▸ TASK INPUT:
BEGIN
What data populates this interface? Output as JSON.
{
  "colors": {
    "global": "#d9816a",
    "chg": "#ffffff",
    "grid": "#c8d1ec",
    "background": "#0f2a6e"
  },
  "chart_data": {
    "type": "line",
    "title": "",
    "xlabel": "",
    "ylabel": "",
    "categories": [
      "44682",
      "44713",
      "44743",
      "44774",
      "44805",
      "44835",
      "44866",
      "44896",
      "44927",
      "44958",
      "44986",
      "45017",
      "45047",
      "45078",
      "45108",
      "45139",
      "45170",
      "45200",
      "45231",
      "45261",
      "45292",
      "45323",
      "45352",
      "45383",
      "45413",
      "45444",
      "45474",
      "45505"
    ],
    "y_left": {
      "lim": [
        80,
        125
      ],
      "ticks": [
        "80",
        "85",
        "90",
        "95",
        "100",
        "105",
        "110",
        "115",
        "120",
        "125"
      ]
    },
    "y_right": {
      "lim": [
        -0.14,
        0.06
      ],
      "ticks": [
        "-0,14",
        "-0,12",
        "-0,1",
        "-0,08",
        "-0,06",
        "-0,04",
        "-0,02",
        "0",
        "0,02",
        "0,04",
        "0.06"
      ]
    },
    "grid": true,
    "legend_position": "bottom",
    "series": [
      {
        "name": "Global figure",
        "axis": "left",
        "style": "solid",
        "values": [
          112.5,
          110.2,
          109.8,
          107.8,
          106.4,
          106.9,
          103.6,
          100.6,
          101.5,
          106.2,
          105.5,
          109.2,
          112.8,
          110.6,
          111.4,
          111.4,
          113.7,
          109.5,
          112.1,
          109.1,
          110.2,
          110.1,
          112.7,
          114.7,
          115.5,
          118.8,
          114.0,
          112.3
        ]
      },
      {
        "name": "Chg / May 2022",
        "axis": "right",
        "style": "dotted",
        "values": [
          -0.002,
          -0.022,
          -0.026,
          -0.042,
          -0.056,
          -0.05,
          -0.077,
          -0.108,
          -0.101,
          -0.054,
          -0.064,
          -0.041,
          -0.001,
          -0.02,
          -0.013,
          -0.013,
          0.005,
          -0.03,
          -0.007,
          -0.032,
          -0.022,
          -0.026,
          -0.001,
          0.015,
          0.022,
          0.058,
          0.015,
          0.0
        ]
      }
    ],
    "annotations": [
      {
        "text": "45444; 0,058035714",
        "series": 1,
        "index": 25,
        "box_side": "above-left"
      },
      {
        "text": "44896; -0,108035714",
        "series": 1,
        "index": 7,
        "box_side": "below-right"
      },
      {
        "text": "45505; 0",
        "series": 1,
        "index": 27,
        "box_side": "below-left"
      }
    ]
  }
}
END
▸ GIVEN PROBLEM: Take the entries above and transcribe them in full.

▸ OUTPUT FOR THIS EXERCISE:
What data populates this interface? Output as JSON.
{
  "colors": {
    "global": "#d9816a",
    "chg": "#ffffff",
    "grid": "#c8d1ec",
    "background": "#0f2a6e"
  },
  "chart_data": {
    "type": "line",
    "title": "",
    "xlabel": "",
    "ylabel": "",
    "categories": [
      "44682",
      "44713",
      "44743",
      "44774",
      "44805",
      "44835",
      "44866",
      "44896",
      "44927",
      "44958",
      "44986",
      "45017",
      "45047",
      "45078",
      "45108",
      "45139",
      "45170",
      "45200",
      "45231",
      "45261",
      "45292",
      "45323",
      "45352",
      "45383",
      "45413",
      "45444",
      "45474",
      "45505"
    ],
    "y_left": {
      "lim": [
        80,
        125
      ],
      "ticks": [
        "80",
        "85",
        "90",
        "95",
        "100",
        "105",
        "110",
        "115",
        "120",
        "125"
      ]
    },
    "y_right": {
      "lim": [
        -0.14,
        0.06
      ],
      "ticks": [
        "-0,14",
        "-0,12",
        "-0,1",
        "-0,08",
        "-0,06",
        "-0,04",
        "-0,02",
        "0",
        "0,02",
        "0,04",
        "0.06"
      ]
    },
    "grid": true,
    "legend_position": "bottom",
    "series": [
      {
        "name": "Global figure",
        "axis": "left",
        "style": "solid",
        "values": [
          112.5,
          110.2,
          109.8,
          107.8,
          106.4,
          106.9,
          103.6,
          100.6,
          101.5,
          106.2,
          105.5,
          109.2,
          112.8,
          110.6,
          111.4,
          111.4,
          113.7,
          109.5,
          112.1,
          109.1,
          110.2,
          110.1,
          112.7,
          114.7,
          115.5,
          118.8,
          114.0,
          112.3
        ]
      },
      {
        "name": "Chg / May 2022",
        "axis": "right",
        "style": "dotted",
        "values": [
          -0.002,
          -0.022,
          -0.026,
          -0.042,
          -0.056,
          -0.05,
          -0.077,
          -0.108,
          -0.101,
          -0.054,
          -0.064,
          -0.041,
          -0.001,
          -0.02,
          -0.013,
          -0.013,
          0.005,
          -0.03,
          -0.007,
          -0.032,
          -0.022,
          -0.026,
          -0.001,
          0.015,
          0.022,
          0.058,
          0.015,
          0.0
        ]
      }
    ],
    "annotations": [
      {
        "text": "45444; 0,058035714",
        "series": 1,
        "index": 25,
        "box_side": "above-left"
      },
      {
        "text": "44896; -0,108035714",
        "series": 1,
        "index": 7,
        "box_side": "below-right"
      },
      {
        "text": "45505; 0",
        "series": 1,
        "index": 27,
        "box_side": "below-left"
      }
    ]
  }
}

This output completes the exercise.